## Written exercise
Review the lines that follow and copy each one that contains the word "name".

******************************

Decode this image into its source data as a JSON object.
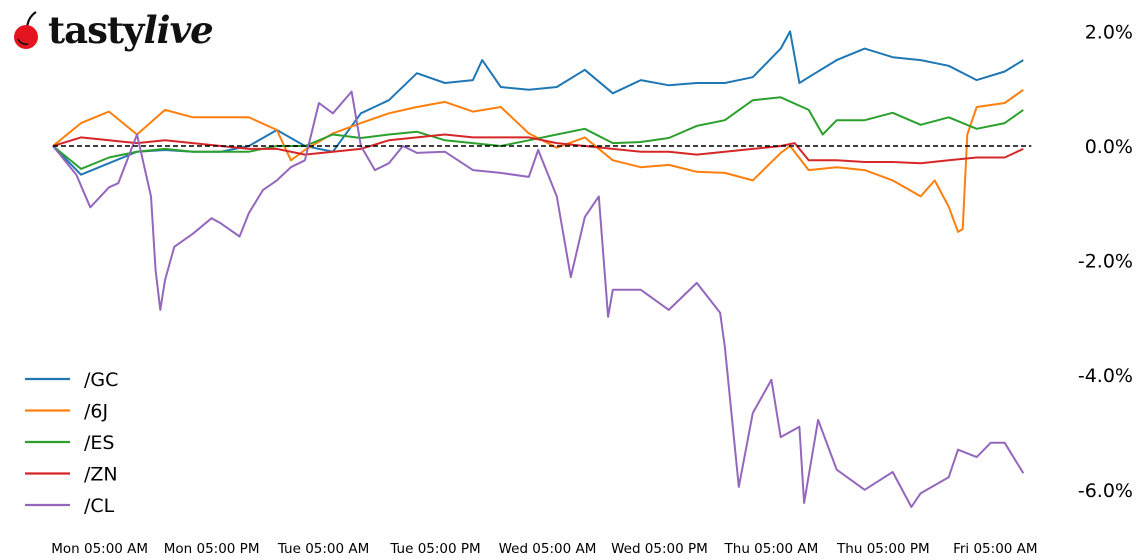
{
  "logo": {
    "text": "tastylive",
    "cherry_color": "#e4151f"
  },
  "chart_data": {
    "type": "line",
    "title": "",
    "xlabel": "",
    "ylabel": "",
    "y_unit": "%",
    "ylim": [
      -6.8,
      2.4
    ],
    "x_range": [
      "Mon 00:00",
      "Fri 08:00"
    ],
    "grid": false,
    "reference_line": {
      "value": 0.0,
      "style": "dashed",
      "color": "#000000"
    },
    "x_ticks": [
      "Mon 05:00 AM",
      "Mon 05:00 PM",
      "Tue 05:00 AM",
      "Tue 05:00 PM",
      "Wed 05:00 AM",
      "Wed 05:00 PM",
      "Thu 05:00 AM",
      "Thu 05:00 PM",
      "Fri 05:00 AM"
    ],
    "x_tick_times": [
      "Mon 05:00",
      "Mon 17:00",
      "Tue 05:00",
      "Tue 17:00",
      "Wed 05:00",
      "Wed 17:00",
      "Thu 05:00",
      "Thu 17:00",
      "Fri 05:00"
    ],
    "y_ticks": [
      {
        "value": 2,
        "label": "2.0%"
      },
      {
        "value": 0,
        "label": "0.0%"
      },
      {
        "value": -2,
        "label": "-2.0%"
      },
      {
        "value": -4,
        "label": "-4.0%"
      },
      {
        "value": -6,
        "label": "-6.0%"
      }
    ],
    "y_axis_side": "right",
    "legend_position": "bottom-left",
    "series": [
      {
        "name": "/GC",
        "color": "#1f77b4",
        "points": [
          [
            "Mon 00:00",
            0
          ],
          [
            "Mon 03:00",
            -0.5
          ],
          [
            "Mon 06:00",
            -0.3
          ],
          [
            "Mon 09:00",
            -0.1
          ],
          [
            "Mon 12:00",
            -0.07
          ],
          [
            "Mon 15:00",
            -0.1
          ],
          [
            "Mon 18:00",
            -0.1
          ],
          [
            "Mon 21:00",
            0
          ],
          [
            "Tue 00:00",
            0.28
          ],
          [
            "Tue 03:00",
            0
          ],
          [
            "Tue 06:00",
            -0.1
          ],
          [
            "Tue 09:00",
            0.57
          ],
          [
            "Tue 12:00",
            0.8
          ],
          [
            "Tue 15:00",
            1.27
          ],
          [
            "Tue 18:00",
            1.1
          ],
          [
            "Tue 21:00",
            1.15
          ],
          [
            "Tue 22:00",
            1.5
          ],
          [
            "Wed 00:00",
            1.03
          ],
          [
            "Wed 03:00",
            0.98
          ],
          [
            "Wed 06:00",
            1.03
          ],
          [
            "Wed 09:00",
            1.33
          ],
          [
            "Wed 12:00",
            0.92
          ],
          [
            "Wed 15:00",
            1.15
          ],
          [
            "Wed 18:00",
            1.06
          ],
          [
            "Wed 21:00",
            1.1
          ],
          [
            "Thu 00:00",
            1.1
          ],
          [
            "Thu 03:00",
            1.2
          ],
          [
            "Thu 06:00",
            1.7
          ],
          [
            "Thu 07:00",
            2.0
          ],
          [
            "Thu 08:00",
            1.1
          ],
          [
            "Thu 09:00",
            1.2
          ],
          [
            "Thu 12:00",
            1.5
          ],
          [
            "Thu 15:00",
            1.7
          ],
          [
            "Thu 18:00",
            1.55
          ],
          [
            "Thu 21:00",
            1.5
          ],
          [
            "Fri 00:00",
            1.4
          ],
          [
            "Fri 03:00",
            1.15
          ],
          [
            "Fri 06:00",
            1.3
          ],
          [
            "Fri 08:00",
            1.5
          ]
        ]
      },
      {
        "name": "/6J",
        "color": "#ff7f0e",
        "points": [
          [
            "Mon 00:00",
            0
          ],
          [
            "Mon 03:00",
            0.4
          ],
          [
            "Mon 06:00",
            0.6
          ],
          [
            "Mon 09:00",
            0.2
          ],
          [
            "Mon 12:00",
            0.63
          ],
          [
            "Mon 15:00",
            0.5
          ],
          [
            "Mon 18:00",
            0.5
          ],
          [
            "Mon 21:00",
            0.5
          ],
          [
            "Tue 00:00",
            0.28
          ],
          [
            "Tue 01:30",
            -0.25
          ],
          [
            "Tue 03:00",
            -0.07
          ],
          [
            "Tue 06:00",
            0.22
          ],
          [
            "Tue 09:00",
            0.4
          ],
          [
            "Tue 12:00",
            0.57
          ],
          [
            "Tue 15:00",
            0.68
          ],
          [
            "Tue 18:00",
            0.77
          ],
          [
            "Tue 21:00",
            0.6
          ],
          [
            "Wed 00:00",
            0.68
          ],
          [
            "Wed 03:00",
            0.22
          ],
          [
            "Wed 06:00",
            -0.03
          ],
          [
            "Wed 09:00",
            0.15
          ],
          [
            "Wed 12:00",
            -0.25
          ],
          [
            "Wed 15:00",
            -0.37
          ],
          [
            "Wed 18:00",
            -0.33
          ],
          [
            "Wed 21:00",
            -0.45
          ],
          [
            "Thu 00:00",
            -0.47
          ],
          [
            "Thu 03:00",
            -0.6
          ],
          [
            "Thu 06:00",
            -0.12
          ],
          [
            "Thu 07:00",
            0
          ],
          [
            "Thu 09:00",
            -0.42
          ],
          [
            "Thu 12:00",
            -0.37
          ],
          [
            "Thu 15:00",
            -0.42
          ],
          [
            "Thu 18:00",
            -0.6
          ],
          [
            "Thu 21:00",
            -0.88
          ],
          [
            "Thu 22:30",
            -0.6
          ],
          [
            "Fri 00:00",
            -1.06
          ],
          [
            "Fri 01:00",
            -1.5
          ],
          [
            "Fri 01:30",
            -1.45
          ],
          [
            "Fri 02:00",
            0.2
          ],
          [
            "Fri 03:00",
            0.68
          ],
          [
            "Fri 06:00",
            0.75
          ],
          [
            "Fri 08:00",
            0.98
          ]
        ]
      },
      {
        "name": "/ES",
        "color": "#2ca02c",
        "points": [
          [
            "Mon 00:00",
            0
          ],
          [
            "Mon 03:00",
            -0.4
          ],
          [
            "Mon 06:00",
            -0.2
          ],
          [
            "Mon 09:00",
            -0.1
          ],
          [
            "Mon 12:00",
            -0.05
          ],
          [
            "Mon 15:00",
            -0.1
          ],
          [
            "Mon 18:00",
            -0.1
          ],
          [
            "Mon 21:00",
            -0.1
          ],
          [
            "Tue 00:00",
            0
          ],
          [
            "Tue 03:00",
            0
          ],
          [
            "Tue 06:00",
            0.2
          ],
          [
            "Tue 09:00",
            0.14
          ],
          [
            "Tue 12:00",
            0.2
          ],
          [
            "Tue 15:00",
            0.25
          ],
          [
            "Tue 18:00",
            0.1
          ],
          [
            "Tue 21:00",
            0.05
          ],
          [
            "Wed 00:00",
            0
          ],
          [
            "Wed 03:00",
            0.1
          ],
          [
            "Wed 06:00",
            0.2
          ],
          [
            "Wed 09:00",
            0.3
          ],
          [
            "Wed 12:00",
            0.05
          ],
          [
            "Wed 15:00",
            0.07
          ],
          [
            "Wed 18:00",
            0.14
          ],
          [
            "Wed 21:00",
            0.35
          ],
          [
            "Thu 00:00",
            0.45
          ],
          [
            "Thu 03:00",
            0.8
          ],
          [
            "Thu 06:00",
            0.85
          ],
          [
            "Thu 09:00",
            0.63
          ],
          [
            "Thu 10:30",
            0.2
          ],
          [
            "Thu 12:00",
            0.45
          ],
          [
            "Thu 15:00",
            0.45
          ],
          [
            "Thu 18:00",
            0.58
          ],
          [
            "Thu 21:00",
            0.37
          ],
          [
            "Fri 00:00",
            0.5
          ],
          [
            "Fri 03:00",
            0.3
          ],
          [
            "Fri 06:00",
            0.4
          ],
          [
            "Fri 08:00",
            0.63
          ]
        ]
      },
      {
        "name": "/ZN",
        "color": "#d62728",
        "points": [
          [
            "Mon 00:00",
            0
          ],
          [
            "Mon 03:00",
            0.15
          ],
          [
            "Mon 06:00",
            0.1
          ],
          [
            "Mon 09:00",
            0.05
          ],
          [
            "Mon 12:00",
            0.1
          ],
          [
            "Mon 15:00",
            0.05
          ],
          [
            "Mon 18:00",
            0
          ],
          [
            "Mon 21:00",
            -0.05
          ],
          [
            "Tue 00:00",
            -0.05
          ],
          [
            "Tue 03:00",
            -0.15
          ],
          [
            "Tue 06:00",
            -0.1
          ],
          [
            "Tue 09:00",
            -0.05
          ],
          [
            "Tue 12:00",
            0.1
          ],
          [
            "Tue 15:00",
            0.15
          ],
          [
            "Tue 18:00",
            0.2
          ],
          [
            "Tue 21:00",
            0.15
          ],
          [
            "Wed 00:00",
            0.15
          ],
          [
            "Wed 03:00",
            0.15
          ],
          [
            "Wed 06:00",
            0.05
          ],
          [
            "Wed 09:00",
            0
          ],
          [
            "Wed 12:00",
            -0.05
          ],
          [
            "Wed 15:00",
            -0.1
          ],
          [
            "Wed 18:00",
            -0.1
          ],
          [
            "Wed 21:00",
            -0.15
          ],
          [
            "Thu 00:00",
            -0.1
          ],
          [
            "Thu 03:00",
            -0.05
          ],
          [
            "Thu 06:00",
            0
          ],
          [
            "Thu 07:30",
            0.05
          ],
          [
            "Thu 09:00",
            -0.25
          ],
          [
            "Thu 12:00",
            -0.25
          ],
          [
            "Thu 15:00",
            -0.28
          ],
          [
            "Thu 18:00",
            -0.28
          ],
          [
            "Thu 21:00",
            -0.3
          ],
          [
            "Fri 00:00",
            -0.25
          ],
          [
            "Fri 03:00",
            -0.2
          ],
          [
            "Fri 06:00",
            -0.2
          ],
          [
            "Fri 08:00",
            -0.05
          ]
        ]
      },
      {
        "name": "/CL",
        "color": "#9467bd",
        "points": [
          [
            "Mon 00:00",
            0
          ],
          [
            "Mon 02:30",
            -0.5
          ],
          [
            "Mon 04:00",
            -1.07
          ],
          [
            "Mon 06:00",
            -0.72
          ],
          [
            "Mon 07:00",
            -0.65
          ],
          [
            "Mon 09:00",
            0.2
          ],
          [
            "Mon 10:30",
            -0.88
          ],
          [
            "Mon 11:00",
            -2.17
          ],
          [
            "Mon 11:30",
            -2.86
          ],
          [
            "Mon 12:00",
            -2.34
          ],
          [
            "Mon 13:00",
            -1.76
          ],
          [
            "Mon 15:00",
            -1.53
          ],
          [
            "Mon 17:00",
            -1.26
          ],
          [
            "Mon 18:00",
            -1.35
          ],
          [
            "Mon 20:00",
            -1.58
          ],
          [
            "Mon 21:00",
            -1.17
          ],
          [
            "Mon 22:30",
            -0.77
          ],
          [
            "Tue 00:00",
            -0.6
          ],
          [
            "Tue 01:30",
            -0.37
          ],
          [
            "Tue 03:00",
            -0.25
          ],
          [
            "Tue 04:30",
            0.75
          ],
          [
            "Tue 06:00",
            0.57
          ],
          [
            "Tue 08:00",
            0.95
          ],
          [
            "Tue 09:00",
            0
          ],
          [
            "Tue 10:30",
            -0.42
          ],
          [
            "Tue 12:00",
            -0.3
          ],
          [
            "Tue 13:30",
            0
          ],
          [
            "Tue 15:00",
            -0.12
          ],
          [
            "Tue 18:00",
            -0.1
          ],
          [
            "Tue 21:00",
            -0.42
          ],
          [
            "Wed 00:00",
            -0.47
          ],
          [
            "Wed 03:00",
            -0.54
          ],
          [
            "Wed 04:00",
            -0.07
          ],
          [
            "Wed 06:00",
            -0.88
          ],
          [
            "Wed 07:30",
            -2.29
          ],
          [
            "Wed 09:00",
            -1.24
          ],
          [
            "Wed 10:30",
            -0.88
          ],
          [
            "Wed 11:30",
            -2.98
          ],
          [
            "Wed 12:00",
            -2.51
          ],
          [
            "Wed 15:00",
            -2.51
          ],
          [
            "Wed 18:00",
            -2.86
          ],
          [
            "Wed 21:00",
            -2.39
          ],
          [
            "Wed 23:30",
            -2.91
          ],
          [
            "Thu 00:00",
            -3.5
          ],
          [
            "Thu 01:30",
            -5.95
          ],
          [
            "Thu 03:00",
            -4.66
          ],
          [
            "Thu 05:00",
            -4.08
          ],
          [
            "Thu 06:00",
            -5.08
          ],
          [
            "Thu 08:00",
            -4.9
          ],
          [
            "Thu 08:30",
            -6.23
          ],
          [
            "Thu 10:00",
            -4.78
          ],
          [
            "Thu 12:00",
            -5.65
          ],
          [
            "Thu 15:00",
            -6.0
          ],
          [
            "Thu 18:00",
            -5.69
          ],
          [
            "Thu 20:00",
            -6.3
          ],
          [
            "Thu 21:00",
            -6.06
          ],
          [
            "Fri 00:00",
            -5.78
          ],
          [
            "Fri 01:00",
            -5.3
          ],
          [
            "Fri 03:00",
            -5.43
          ],
          [
            "Fri 04:30",
            -5.18
          ],
          [
            "Fri 06:00",
            -5.18
          ],
          [
            "Fri 08:00",
            -5.71
          ]
        ]
      }
    ]
  }
}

******************************

## The result
        "name": "/GC",
        "name": "/6J",
        "name": "/ES",
        "name": "/ZN",
        "name": "/CL",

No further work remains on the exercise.